--- EXTRACT PROVIDED ---
/**
* Calculates the greatest common divisor and Bezout's identity.
*
* Say you have 693 and 609. The GCD is 21. Bezout's identity states that there exist integers x and y such that
* 693*x + 609*y == 21. In point of fact, there are actually an infinite number of x and y combinations and which
* combination is returned is dependant upon which mode is in use. See
* {@link http://en.wikipedia.org/wiki/B%C3%A9zout%27s_identity Bezout's identity - Wikipedia} for more information.
*
* Here's an example:
* <code>
* <?php
* $a = new \Topxia\Service\Util\Phpsec\Math\BigInteger(693);
* $b = new \Topxia\Service\Util\Phpsec\Math\BigInteger(609);
*
* extract($a->extendedGCD($b));
*
* echo $gcd->toString() . "\r\n"; // outputs 21
* echo $a->toString() * $x->toString() + $b->toString() * $y->toString(); // outputs 21
* ?>
* </code>
*
* @access public
* @internal Calculates the GCD using the binary xGCD algorithim described in
* {@link http://www.cacr.math.uwaterloo.ca/hac/about/chap14.pdf#page=19 HAC 14.61}. As the text above 14.61 notes,
* the more traditional algorithim requires "relatively costly multiple-precision divisions".

--- EXTRACTED INFORMATION ---

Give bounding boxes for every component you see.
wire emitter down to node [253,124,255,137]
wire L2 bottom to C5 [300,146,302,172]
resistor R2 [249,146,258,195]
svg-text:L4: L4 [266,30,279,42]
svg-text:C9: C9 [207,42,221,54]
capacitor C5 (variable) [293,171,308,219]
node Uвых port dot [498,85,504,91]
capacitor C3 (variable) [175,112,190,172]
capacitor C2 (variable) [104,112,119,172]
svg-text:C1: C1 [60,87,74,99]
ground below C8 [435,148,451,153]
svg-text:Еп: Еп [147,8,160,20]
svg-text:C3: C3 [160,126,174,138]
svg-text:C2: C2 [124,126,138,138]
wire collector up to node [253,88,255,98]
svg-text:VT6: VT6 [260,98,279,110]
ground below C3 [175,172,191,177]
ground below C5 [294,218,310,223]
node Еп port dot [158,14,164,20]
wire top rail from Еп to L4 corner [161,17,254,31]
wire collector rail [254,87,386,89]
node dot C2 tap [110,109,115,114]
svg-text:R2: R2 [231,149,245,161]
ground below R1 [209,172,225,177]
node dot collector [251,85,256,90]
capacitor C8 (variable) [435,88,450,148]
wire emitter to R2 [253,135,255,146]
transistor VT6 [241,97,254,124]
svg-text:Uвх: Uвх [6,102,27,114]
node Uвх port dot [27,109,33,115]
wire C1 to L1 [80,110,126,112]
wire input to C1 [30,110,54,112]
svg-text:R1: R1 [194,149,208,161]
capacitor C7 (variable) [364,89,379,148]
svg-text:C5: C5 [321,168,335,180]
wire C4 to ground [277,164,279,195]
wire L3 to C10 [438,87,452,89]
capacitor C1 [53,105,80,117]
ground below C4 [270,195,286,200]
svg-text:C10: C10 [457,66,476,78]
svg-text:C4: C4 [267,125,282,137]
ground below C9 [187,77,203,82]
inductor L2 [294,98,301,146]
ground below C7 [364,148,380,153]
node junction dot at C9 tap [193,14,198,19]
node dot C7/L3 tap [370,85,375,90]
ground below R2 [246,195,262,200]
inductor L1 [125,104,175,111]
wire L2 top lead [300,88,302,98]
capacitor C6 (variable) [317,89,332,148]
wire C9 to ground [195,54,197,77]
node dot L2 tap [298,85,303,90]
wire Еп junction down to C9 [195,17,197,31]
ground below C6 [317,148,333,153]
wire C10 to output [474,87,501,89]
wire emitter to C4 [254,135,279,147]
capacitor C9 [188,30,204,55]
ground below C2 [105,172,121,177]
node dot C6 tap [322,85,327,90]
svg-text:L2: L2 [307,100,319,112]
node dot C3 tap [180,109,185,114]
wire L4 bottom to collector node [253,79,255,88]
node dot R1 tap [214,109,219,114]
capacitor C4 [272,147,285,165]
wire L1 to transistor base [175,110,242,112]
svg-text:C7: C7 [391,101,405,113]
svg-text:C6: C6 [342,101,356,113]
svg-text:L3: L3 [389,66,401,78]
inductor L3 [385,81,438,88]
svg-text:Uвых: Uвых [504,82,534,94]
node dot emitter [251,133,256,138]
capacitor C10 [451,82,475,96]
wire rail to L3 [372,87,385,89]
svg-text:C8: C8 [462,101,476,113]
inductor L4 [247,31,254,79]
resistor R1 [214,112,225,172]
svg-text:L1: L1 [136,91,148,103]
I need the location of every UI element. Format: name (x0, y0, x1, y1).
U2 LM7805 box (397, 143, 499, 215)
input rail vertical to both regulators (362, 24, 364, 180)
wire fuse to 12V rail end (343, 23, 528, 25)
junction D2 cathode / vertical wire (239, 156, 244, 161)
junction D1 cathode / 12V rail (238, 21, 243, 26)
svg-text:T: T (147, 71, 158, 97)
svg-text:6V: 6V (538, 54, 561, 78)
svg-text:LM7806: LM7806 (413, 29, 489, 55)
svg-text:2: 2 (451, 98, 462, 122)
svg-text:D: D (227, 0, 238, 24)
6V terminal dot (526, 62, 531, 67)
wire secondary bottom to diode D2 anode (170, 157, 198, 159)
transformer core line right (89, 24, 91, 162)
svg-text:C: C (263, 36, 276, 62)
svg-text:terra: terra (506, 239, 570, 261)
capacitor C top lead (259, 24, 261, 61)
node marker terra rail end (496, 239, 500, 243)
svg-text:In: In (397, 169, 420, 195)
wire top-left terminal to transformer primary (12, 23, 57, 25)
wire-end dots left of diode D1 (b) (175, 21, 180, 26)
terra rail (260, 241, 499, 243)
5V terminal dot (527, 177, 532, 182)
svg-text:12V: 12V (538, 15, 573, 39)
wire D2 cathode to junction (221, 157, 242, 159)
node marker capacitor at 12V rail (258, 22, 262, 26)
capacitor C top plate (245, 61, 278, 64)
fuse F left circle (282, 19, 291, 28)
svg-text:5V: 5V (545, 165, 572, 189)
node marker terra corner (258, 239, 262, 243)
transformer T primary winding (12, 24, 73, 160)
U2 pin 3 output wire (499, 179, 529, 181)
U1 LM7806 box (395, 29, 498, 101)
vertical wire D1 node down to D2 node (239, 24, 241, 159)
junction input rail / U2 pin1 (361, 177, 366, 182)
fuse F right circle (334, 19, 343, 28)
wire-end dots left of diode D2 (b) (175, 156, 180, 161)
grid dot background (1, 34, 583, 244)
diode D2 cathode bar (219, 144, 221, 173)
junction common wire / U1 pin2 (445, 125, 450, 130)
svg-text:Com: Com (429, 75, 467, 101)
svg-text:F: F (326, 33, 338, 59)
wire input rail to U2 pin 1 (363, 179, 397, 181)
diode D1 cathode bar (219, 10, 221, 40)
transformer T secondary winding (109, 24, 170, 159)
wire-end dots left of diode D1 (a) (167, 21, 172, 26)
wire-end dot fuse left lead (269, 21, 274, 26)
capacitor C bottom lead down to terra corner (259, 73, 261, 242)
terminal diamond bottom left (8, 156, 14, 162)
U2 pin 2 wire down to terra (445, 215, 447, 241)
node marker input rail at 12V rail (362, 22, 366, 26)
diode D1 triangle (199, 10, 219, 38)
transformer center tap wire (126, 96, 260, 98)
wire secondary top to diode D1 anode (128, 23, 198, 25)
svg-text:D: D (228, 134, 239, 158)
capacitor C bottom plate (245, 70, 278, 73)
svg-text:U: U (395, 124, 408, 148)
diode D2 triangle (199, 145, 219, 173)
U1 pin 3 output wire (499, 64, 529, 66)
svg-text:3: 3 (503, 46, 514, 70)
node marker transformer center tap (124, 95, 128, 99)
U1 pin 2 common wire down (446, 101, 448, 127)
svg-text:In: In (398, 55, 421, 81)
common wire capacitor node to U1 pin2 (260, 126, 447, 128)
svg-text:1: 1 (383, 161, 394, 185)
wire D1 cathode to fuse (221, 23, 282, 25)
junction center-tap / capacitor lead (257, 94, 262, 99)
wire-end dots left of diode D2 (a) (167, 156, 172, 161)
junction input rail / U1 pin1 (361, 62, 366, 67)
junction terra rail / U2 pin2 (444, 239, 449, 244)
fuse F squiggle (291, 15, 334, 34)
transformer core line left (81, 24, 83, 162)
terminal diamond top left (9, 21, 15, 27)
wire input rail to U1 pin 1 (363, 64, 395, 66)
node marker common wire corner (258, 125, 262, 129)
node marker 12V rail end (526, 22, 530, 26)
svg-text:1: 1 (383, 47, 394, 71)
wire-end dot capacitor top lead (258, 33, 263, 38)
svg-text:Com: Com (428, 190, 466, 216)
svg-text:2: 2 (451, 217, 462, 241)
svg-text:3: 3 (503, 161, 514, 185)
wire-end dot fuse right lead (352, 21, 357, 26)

--- CHALLENGES ---
1/ According to the comment on the greatest common divisor, which algorithm does the method use internally to calculate the GCD?
2/ Starting at the first line of the records and stopping after the line that contains "capacitor C6 (variable) [317,89,332,148]", rewrite those lines with "ground" swapped for "earth" and everything else left as it is.
The records have no connection to the code comment on the greatest common divisor.

--- ANSWER SET ---
1/ It uses the binary xGCD algorithm described in HAC 14.61.

2/
Give bounding boxes for every component you see.
wire emitter down to node [253,124,255,137]
wire L2 bottom to C5 [300,146,302,172]
resistor R2 [249,146,258,195]
svg-text:L4: L4 [266,30,279,42]
svg-text:C9: C9 [207,42,221,54]
capacitor C5 (variable) [293,171,308,219]
node Uвых port dot [498,85,504,91]
capacitor C3 (variable) [175,112,190,172]
capacitor C2 (variable) [104,112,119,172]
svg-text:C1: C1 [60,87,74,99]
earth below C8 [435,148,451,153]
svg-text:Еп: Еп [147,8,160,20]
svg-text:C3: C3 [160,126,174,138]
svg-text:C2: C2 [124,126,138,138]
wire collector up to node [253,88,255,98]
svg-text:VT6: VT6 [260,98,279,110]
earth below C3 [175,172,191,177]
earth below C5 [294,218,310,223]
node Еп port dot [158,14,164,20]
wire top rail from Еп to L4 corner [161,17,254,31]
wire collector rail [254,87,386,89]
node dot C2 tap [110,109,115,114]
svg-text:R2: R2 [231,149,245,161]
earth below R1 [209,172,225,177]
node dot collector [251,85,256,90]
capacitor C8 (variable) [435,88,450,148]
wire emitter to R2 [253,135,255,146]
transistor VT6 [241,97,254,124]
svg-text:Uвх: Uвх [6,102,27,114]
node Uвх port dot [27,109,33,115]
wire C1 to L1 [80,110,126,112]
wire input to C1 [30,110,54,112]
svg-text:R1: R1 [194,149,208,161]
capacitor C7 (variable) [364,89,379,148]
svg-text:C5: C5 [321,168,335,180]
wire C4 to earth [277,164,279,195]
wire L3 to C10 [438,87,452,89]
capacitor C1 [53,105,80,117]
earth below C4 [270,195,286,200]
svg-text:C10: C10 [457,66,476,78]
svg-text:C4: C4 [267,125,282,137]
earth below C9 [187,77,203,82]
inductor L2 [294,98,301,146]
earth below C7 [364,148,380,153]
node junction dot at C9 tap [193,14,198,19]
node dot C7/L3 tap [370,85,375,90]
earth below R2 [246,195,262,200]
inductor L1 [125,104,175,111]
wire L2 top lead [300,88,302,98]
capacitor C6 (variable) [317,89,332,148]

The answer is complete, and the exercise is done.